■ Task description ■
Repeat, without any change, the entries presented below.
== Data listing
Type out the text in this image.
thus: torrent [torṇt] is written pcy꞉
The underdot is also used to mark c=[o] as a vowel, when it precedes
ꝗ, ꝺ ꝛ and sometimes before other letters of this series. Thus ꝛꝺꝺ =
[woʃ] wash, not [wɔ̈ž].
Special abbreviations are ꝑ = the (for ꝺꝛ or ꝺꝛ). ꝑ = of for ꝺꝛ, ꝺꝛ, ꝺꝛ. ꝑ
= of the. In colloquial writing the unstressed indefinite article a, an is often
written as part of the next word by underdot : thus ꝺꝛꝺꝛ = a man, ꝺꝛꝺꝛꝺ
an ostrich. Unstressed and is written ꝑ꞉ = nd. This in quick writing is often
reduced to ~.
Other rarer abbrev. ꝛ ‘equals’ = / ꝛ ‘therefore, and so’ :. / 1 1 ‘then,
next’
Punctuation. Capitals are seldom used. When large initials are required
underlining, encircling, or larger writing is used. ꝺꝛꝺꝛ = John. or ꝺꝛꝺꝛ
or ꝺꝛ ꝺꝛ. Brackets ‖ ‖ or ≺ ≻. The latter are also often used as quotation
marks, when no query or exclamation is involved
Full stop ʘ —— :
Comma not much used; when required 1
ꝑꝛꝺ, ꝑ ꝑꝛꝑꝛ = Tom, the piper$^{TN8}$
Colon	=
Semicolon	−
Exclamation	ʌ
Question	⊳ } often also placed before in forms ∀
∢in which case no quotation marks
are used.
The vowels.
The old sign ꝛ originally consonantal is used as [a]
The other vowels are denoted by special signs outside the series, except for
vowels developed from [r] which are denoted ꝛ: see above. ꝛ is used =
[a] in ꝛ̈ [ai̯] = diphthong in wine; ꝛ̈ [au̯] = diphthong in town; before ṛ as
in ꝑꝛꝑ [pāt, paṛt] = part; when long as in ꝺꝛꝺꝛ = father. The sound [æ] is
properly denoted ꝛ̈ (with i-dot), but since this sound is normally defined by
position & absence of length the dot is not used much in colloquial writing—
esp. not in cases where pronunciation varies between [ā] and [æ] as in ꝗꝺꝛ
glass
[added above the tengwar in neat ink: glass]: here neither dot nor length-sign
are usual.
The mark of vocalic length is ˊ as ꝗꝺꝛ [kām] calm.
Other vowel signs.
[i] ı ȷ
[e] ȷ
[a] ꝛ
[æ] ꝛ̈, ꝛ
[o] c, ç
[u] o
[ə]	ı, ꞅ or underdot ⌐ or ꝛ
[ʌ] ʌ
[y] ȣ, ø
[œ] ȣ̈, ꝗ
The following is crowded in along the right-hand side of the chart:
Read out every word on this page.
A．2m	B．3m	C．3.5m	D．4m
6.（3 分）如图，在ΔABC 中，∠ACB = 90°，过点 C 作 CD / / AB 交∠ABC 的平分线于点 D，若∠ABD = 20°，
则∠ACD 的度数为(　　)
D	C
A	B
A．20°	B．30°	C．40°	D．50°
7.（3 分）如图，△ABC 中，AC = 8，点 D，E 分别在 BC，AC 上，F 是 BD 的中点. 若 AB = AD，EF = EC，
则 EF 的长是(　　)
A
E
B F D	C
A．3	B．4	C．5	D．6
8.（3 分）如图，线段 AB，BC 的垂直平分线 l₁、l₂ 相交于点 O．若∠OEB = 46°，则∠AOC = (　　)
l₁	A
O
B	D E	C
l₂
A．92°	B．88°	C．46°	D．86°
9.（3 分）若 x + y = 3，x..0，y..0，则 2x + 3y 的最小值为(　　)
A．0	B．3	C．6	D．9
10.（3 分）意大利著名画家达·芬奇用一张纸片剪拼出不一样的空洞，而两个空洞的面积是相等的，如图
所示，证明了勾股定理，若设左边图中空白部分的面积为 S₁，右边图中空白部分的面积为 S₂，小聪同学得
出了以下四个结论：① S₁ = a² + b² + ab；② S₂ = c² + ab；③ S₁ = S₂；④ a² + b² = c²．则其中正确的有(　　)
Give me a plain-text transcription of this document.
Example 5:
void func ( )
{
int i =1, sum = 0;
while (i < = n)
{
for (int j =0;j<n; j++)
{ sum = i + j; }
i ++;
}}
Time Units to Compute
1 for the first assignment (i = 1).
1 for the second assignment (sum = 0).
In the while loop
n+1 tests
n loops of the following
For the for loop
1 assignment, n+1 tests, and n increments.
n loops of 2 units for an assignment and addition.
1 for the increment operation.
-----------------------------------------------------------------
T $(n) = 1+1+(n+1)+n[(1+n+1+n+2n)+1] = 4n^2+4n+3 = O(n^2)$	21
====
■ Answer for the task ■
Type out the text in this image.
thus: torrent [torṇt] is written pcy꞉
The underdot is also used to mark c=[o] as a vowel, when it precedes
ꝗ, ꝺ ꝛ and sometimes before other letters of this series. Thus ꝛꝺꝺ =
[woʃ] wash, not [wɔ̈ž].
Special abbreviations are ꝑ = the (for ꝺꝛ or ꝺꝛ). ꝑ = of for ꝺꝛ, ꝺꝛ, ꝺꝛ. ꝑ
= of the. In colloquial writing the unstressed indefinite article a, an is often
written as part of the next word by underdot : thus ꝺꝛꝺꝛ = a man, ꝺꝛꝺꝛꝺ
an ostrich. Unstressed and is written ꝑ꞉ = nd. This in quick writing is often
reduced to ~.
Other rarer abbrev. ꝛ ‘equals’ = / ꝛ ‘therefore, and so’ :. / 1 1 ‘then,
next’
Punctuation. Capitals are seldom used. When large initials are required
underlining, encircling, or larger writing is used. ꝺꝛꝺꝛ = John. or ꝺꝛꝺꝛ
or ꝺꝛ ꝺꝛ. Brackets ‖ ‖ or ≺ ≻. The latter are also often used as quotation
marks, when no query or exclamation is involved
Full stop ʘ —— :
Comma not much used; when required 1
ꝑꝛꝺ, ꝑ ꝑꝛꝑꝛ = Tom, the piper$^{TN8}$
Colon	=
Semicolon	−
Exclamation	ʌ
Question	⊳ } often also placed before in forms ∀
∢in which case no quotation marks
are used.
The vowels.
The old sign ꝛ originally consonantal is used as [a]
The other vowels are denoted by special signs outside the series, except for
vowels developed from [r] which are denoted ꝛ: see above. ꝛ is used =
[a] in ꝛ̈ [ai̯] = diphthong in wine; ꝛ̈ [au̯] = diphthong in town; before ṛ as
in ꝑꝛꝑ [pāt, paṛt] = part; when long as in ꝺꝛꝺꝛ = father. The sound [æ] is
properly denoted ꝛ̈ (with i-dot), but since this sound is normally defined by
position & absence of length the dot is not used much in colloquial writing—
esp. not in cases where pronunciation varies between [ā] and [æ] as in ꝗꝺꝛ
glass
[added above the tengwar in neat ink: glass]: here neither dot nor length-sign
are usual.
The mark of vocalic length is ˊ as ꝗꝺꝛ [kām] calm.
Other vowel signs.
[i] ı ȷ
[e] ȷ
[a] ꝛ
[æ] ꝛ̈, ꝛ
[o] c, ç
[u] o
[ə]	ı, ꞅ or underdot ⌐ or ꝛ
[ʌ] ʌ
[y] ȣ, ø
[œ] ȣ̈, ꝗ
The following is crowded in along the right-hand side of the chart:
Read out every word on this page.
A．2m	B．3m	C．3.5m	D．4m
6.（3 分）如图，在ΔABC 中，∠ACB = 90°，过点 C 作 CD / / AB 交∠ABC 的平分线于点 D，若∠ABD = 20°，
则∠ACD 的度数为(　　)
D	C
A	B
A．20°	B．30°	C．40°	D．50°
7.（3 分）如图，△ABC 中，AC = 8，点 D，E 分别在 BC，AC 上，F 是 BD 的中点. 若 AB = AD，EF = EC，
则 EF 的长是(　　)
A
E
B F D	C
A．3	B．4	C．5	D．6
8.（3 分）如图，线段 AB，BC 的垂直平分线 l₁、l₂ 相交于点 O．若∠OEB = 46°，则∠AOC = (　　)
l₁	A
O
B	D E	C
l₂
A．92°	B．88°	C．46°	D．86°
9.（3 分）若 x + y = 3，x..0，y..0，则 2x + 3y 的最小值为(　　)
A．0	B．3	C．6	D．9
10.（3 分）意大利著名画家达·芬奇用一张纸片剪拼出不一样的空洞，而两个空洞的面积是相等的，如图
所示，证明了勾股定理，若设左边图中空白部分的面积为 S₁，右边图中空白部分的面积为 S₂，小聪同学得
出了以下四个结论：① S₁ = a² + b² + ab；② S₂ = c² + ab；③ S₁ = S₂；④ a² + b² = c²．则其中正确的有(　　)
Give me a plain-text transcription of this document.
Example 5:
void func ( )
{
int i =1, sum = 0;
while (i < = n)
{
for (int j =0;j<n; j++)
{ sum = i + j; }
i ++;
}}
Time Units to Compute
1 for the first assignment (i = 1).
1 for the second assignment (sum = 0).
In the while loop
n+1 tests
n loops of the following
For the for loop
1 assignment, n+1 tests, and n increments.
n loops of 2 units for an assignment and addition.
1 for the increment operation.
-----------------------------------------------------------------
T $(n) = 1+1+(n+1)+n[(1+n+1+n+2n)+1] = 4n^2+4n+3 = O(n^2)$	21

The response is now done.